[start Material]

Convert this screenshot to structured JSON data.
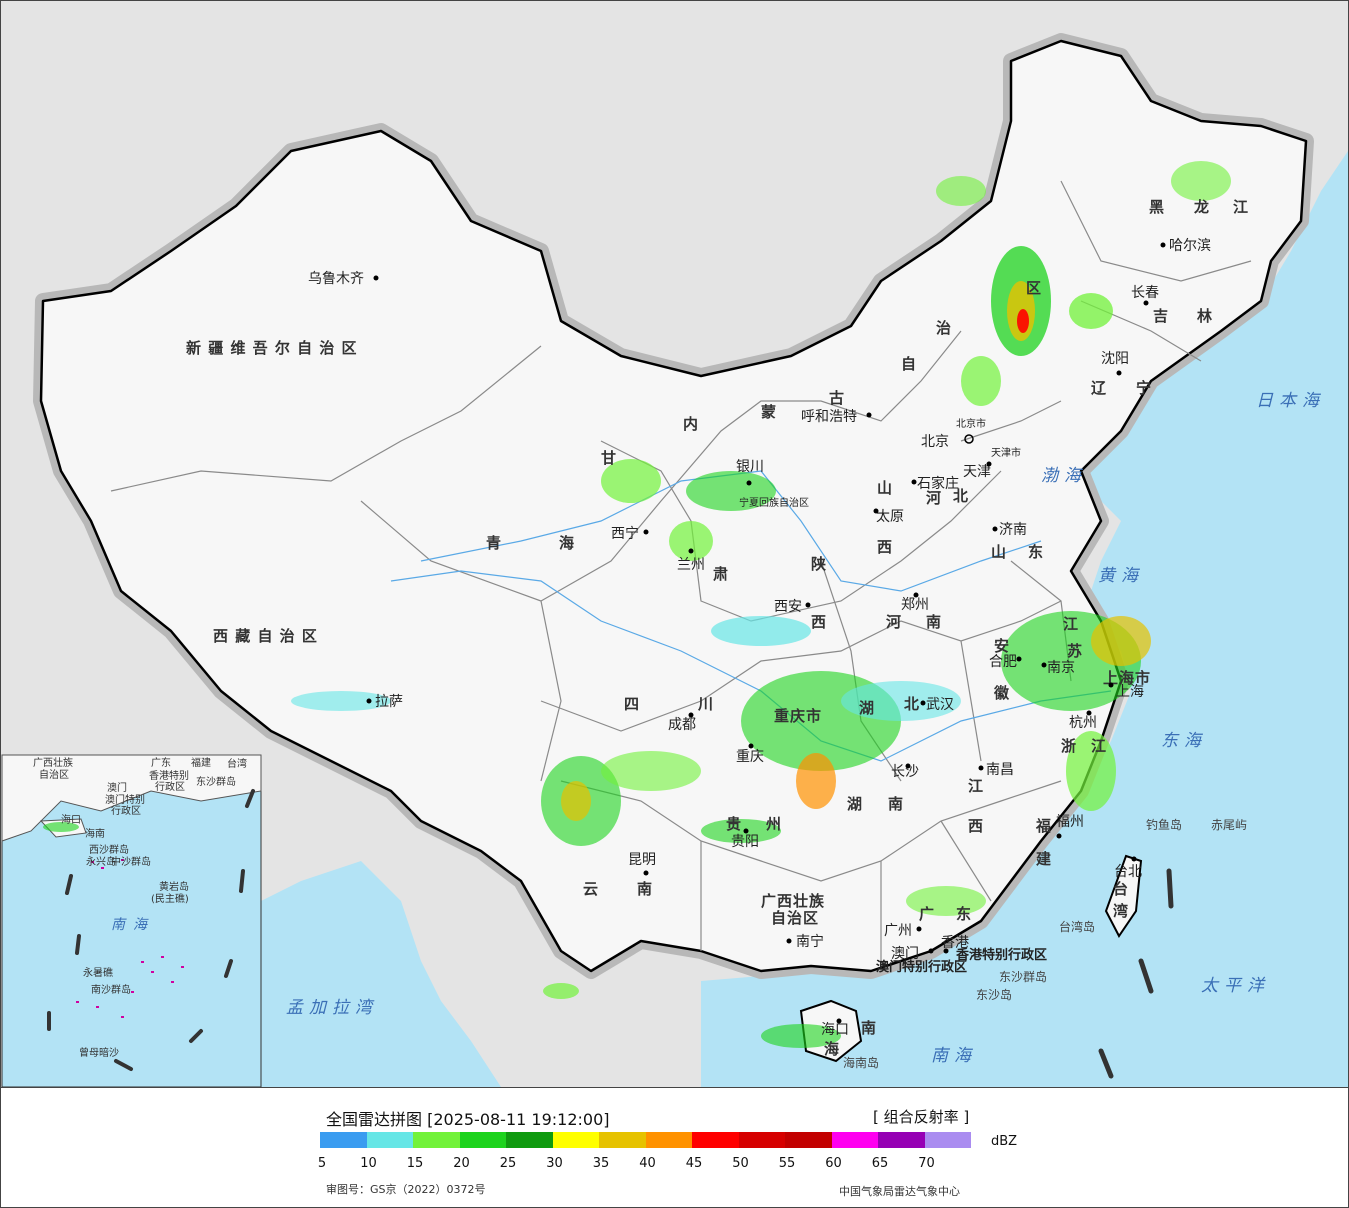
{
  "title": "全国雷达拼图 [2025-08-11 19:12:00]",
  "product": "[ 组合反射率 ]",
  "unit": "dBZ",
  "approval_no": "审图号：GS京（2022）0372号",
  "agency": "中国气象局雷达气象中心",
  "legend": {
    "colors": [
      "#3a9cf0",
      "#66e6e6",
      "#72f23a",
      "#1dd31d",
      "#0f9a0f",
      "#ffff00",
      "#e6c200",
      "#ff9200",
      "#ff0000",
      "#d60000",
      "#c20000",
      "#ff00f0",
      "#9600b4",
      "#aa8cf0"
    ],
    "ticks": [
      "5",
      "10",
      "15",
      "20",
      "25",
      "30",
      "35",
      "40",
      "45",
      "50",
      "55",
      "60",
      "65",
      "70"
    ]
  },
  "map": {
    "colors": {
      "sea": "#b3e3f5",
      "foreign_land": "#e4e4e4",
      "china_land": "#f7f7f7",
      "border": "#000000",
      "province_border": "#8a8a8a",
      "river": "#5aa9e6",
      "halo": "#b8b8b8"
    },
    "provinces": [
      {
        "name": "新 疆 维 吾 尔 自 治 区"
      },
      {
        "name": "西 藏 自 治 区"
      },
      {
        "name": "青"
      },
      {
        "name": "海"
      },
      {
        "name": "甘"
      },
      {
        "name": "肃"
      },
      {
        "name": "内"
      },
      {
        "name": "蒙"
      },
      {
        "name": "古"
      },
      {
        "name": "自"
      },
      {
        "name": "治"
      },
      {
        "name": "区"
      },
      {
        "name": "黑"
      },
      {
        "name": "龙"
      },
      {
        "name": "江"
      },
      {
        "name": "吉"
      },
      {
        "name": "林"
      },
      {
        "name": "辽"
      },
      {
        "name": "宁"
      },
      {
        "name": "河"
      },
      {
        "name": "北"
      },
      {
        "name": "山"
      },
      {
        "name": "西"
      },
      {
        "name": "陕"
      },
      {
        "name": "西"
      },
      {
        "name": "河"
      },
      {
        "name": "南"
      },
      {
        "name": "山"
      },
      {
        "name": "东"
      },
      {
        "name": "安"
      },
      {
        "name": "徽"
      },
      {
        "name": "江"
      },
      {
        "name": "苏"
      },
      {
        "name": "四"
      },
      {
        "name": "川"
      },
      {
        "name": "湖"
      },
      {
        "name": "北"
      },
      {
        "name": "湖"
      },
      {
        "name": "南"
      },
      {
        "name": "江"
      },
      {
        "name": "西"
      },
      {
        "name": "浙"
      },
      {
        "name": "江"
      },
      {
        "name": "福"
      },
      {
        "name": "建"
      },
      {
        "name": "云"
      },
      {
        "name": "南"
      },
      {
        "name": "贵"
      },
      {
        "name": "州"
      },
      {
        "name": "广"
      },
      {
        "name": "东"
      },
      {
        "name": "广西壮族"
      },
      {
        "name": "自治区"
      },
      {
        "name": "海"
      },
      {
        "name": "南"
      },
      {
        "name": "台"
      },
      {
        "name": "湾"
      },
      {
        "name": "重庆市"
      },
      {
        "name": "上海市"
      },
      {
        "name": "宁夏回族自治区"
      }
    ],
    "cities": [
      {
        "name": "乌鲁木齐"
      },
      {
        "name": "拉萨"
      },
      {
        "name": "西宁"
      },
      {
        "name": "兰州"
      },
      {
        "name": "银川"
      },
      {
        "name": "呼和浩特"
      },
      {
        "name": "北京"
      },
      {
        "name": "北京市"
      },
      {
        "name": "天津"
      },
      {
        "name": "天津市"
      },
      {
        "name": "石家庄"
      },
      {
        "name": "太原"
      },
      {
        "name": "济南"
      },
      {
        "name": "郑州"
      },
      {
        "name": "西安"
      },
      {
        "name": "成都"
      },
      {
        "name": "重庆"
      },
      {
        "name": "武汉"
      },
      {
        "name": "合肥"
      },
      {
        "name": "南京"
      },
      {
        "name": "上海"
      },
      {
        "name": "杭州"
      },
      {
        "name": "南昌"
      },
      {
        "name": "长沙"
      },
      {
        "name": "贵阳"
      },
      {
        "name": "昆明"
      },
      {
        "name": "南宁"
      },
      {
        "name": "广州"
      },
      {
        "name": "澳门"
      },
      {
        "name": "香港"
      },
      {
        "name": "福州"
      },
      {
        "name": "台北"
      },
      {
        "name": "沈阳"
      },
      {
        "name": "长春"
      },
      {
        "name": "哈尔滨"
      },
      {
        "name": "海口"
      }
    ],
    "seas": [
      {
        "name": "日本海"
      },
      {
        "name": "渤海"
      },
      {
        "name": "黄海"
      },
      {
        "name": "东海"
      },
      {
        "name": "太平洋"
      },
      {
        "name": "南海"
      },
      {
        "name": "孟加拉湾"
      }
    ],
    "islands": [
      {
        "name": "钓鱼岛"
      },
      {
        "name": "赤尾屿"
      },
      {
        "name": "台湾岛"
      },
      {
        "name": "东沙群岛"
      },
      {
        "name": "东沙岛"
      },
      {
        "name": "海南岛"
      }
    ],
    "sar_labels": [
      {
        "name": "香港特别行政区"
      },
      {
        "name": "澳门特别行政区"
      }
    ],
    "inset": {
      "labels": [
        {
          "name": "广西壮族"
        },
        {
          "name": "自治区"
        },
        {
          "name": "广东"
        },
        {
          "name": "福建"
        },
        {
          "name": "台湾"
        },
        {
          "name": "澳门"
        },
        {
          "name": "香港特别"
        },
        {
          "name": "行政区"
        },
        {
          "name": "澳门特别"
        },
        {
          "name": "行政区"
        },
        {
          "name": "东沙群岛"
        },
        {
          "name": "海口"
        },
        {
          "name": "海南"
        },
        {
          "name": "西沙群岛"
        },
        {
          "name": "永兴岛"
        },
        {
          "name": "中沙群岛"
        },
        {
          "name": "黄岩岛"
        },
        {
          "name": "(民主礁)"
        },
        {
          "name": "南海"
        },
        {
          "name": "永暑礁"
        },
        {
          "name": "南沙群岛"
        },
        {
          "name": "曾母暗沙"
        }
      ]
    }
  }
}
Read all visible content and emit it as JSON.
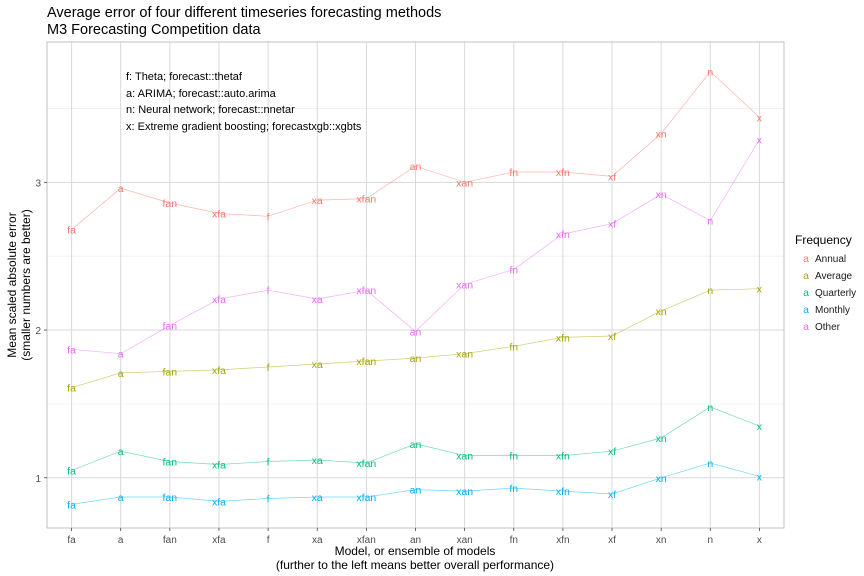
{
  "chart_data": {
    "type": "line",
    "title": "Average error of four different timeseries forecasting methods",
    "subtitle": "M3 Forecasting Competition data",
    "xlabel": "Model, or ensemble of models",
    "xlabel_sub": "(further to the left means better overall performance)",
    "ylabel": "Mean scaled absolute error",
    "ylabel_sub": "(smaller numbers are better)",
    "categories": [
      "fa",
      "a",
      "fan",
      "xfa",
      "f",
      "xa",
      "xfan",
      "an",
      "xan",
      "fn",
      "xfn",
      "xf",
      "xn",
      "n",
      "x"
    ],
    "ylim": [
      0.66,
      3.95
    ],
    "yticks": [
      1,
      2,
      3
    ],
    "grid": true,
    "legend_title": "Frequency",
    "legend_position": "right",
    "annotations": [
      "f: Theta; forecast::thetaf",
      "a: ARIMA; forecast::auto.arima",
      "n: Neural network; forecast::nnetar",
      "x: Extreme gradient boosting; forecastxgb::xgbts"
    ],
    "series": [
      {
        "name": "Annual",
        "color": "#F8766D",
        "values": [
          2.68,
          2.96,
          2.86,
          2.79,
          2.77,
          2.88,
          2.89,
          3.11,
          3.0,
          3.07,
          3.07,
          3.04,
          3.33,
          3.75,
          3.44
        ]
      },
      {
        "name": "Average",
        "color": "#A3A500",
        "values": [
          1.61,
          1.71,
          1.72,
          1.73,
          1.75,
          1.77,
          1.79,
          1.81,
          1.84,
          1.89,
          1.95,
          1.96,
          2.13,
          2.27,
          2.28
        ]
      },
      {
        "name": "Quarterly",
        "color": "#00BF7D",
        "values": [
          1.05,
          1.18,
          1.11,
          1.09,
          1.11,
          1.12,
          1.1,
          1.23,
          1.15,
          1.15,
          1.15,
          1.18,
          1.27,
          1.48,
          1.35
        ]
      },
      {
        "name": "Monthly",
        "color": "#00B0F6",
        "values": [
          0.82,
          0.87,
          0.87,
          0.84,
          0.86,
          0.87,
          0.87,
          0.92,
          0.91,
          0.93,
          0.91,
          0.89,
          1.0,
          1.1,
          1.01
        ]
      },
      {
        "name": "Other",
        "color": "#E76BF3",
        "values": [
          1.87,
          1.84,
          2.03,
          2.21,
          2.27,
          2.21,
          2.27,
          1.99,
          2.31,
          2.41,
          2.65,
          2.72,
          2.92,
          2.74,
          3.29
        ]
      }
    ]
  }
}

[end Material]

Request: Write down only how many lines in the listing contain the word "Average".

Response: 2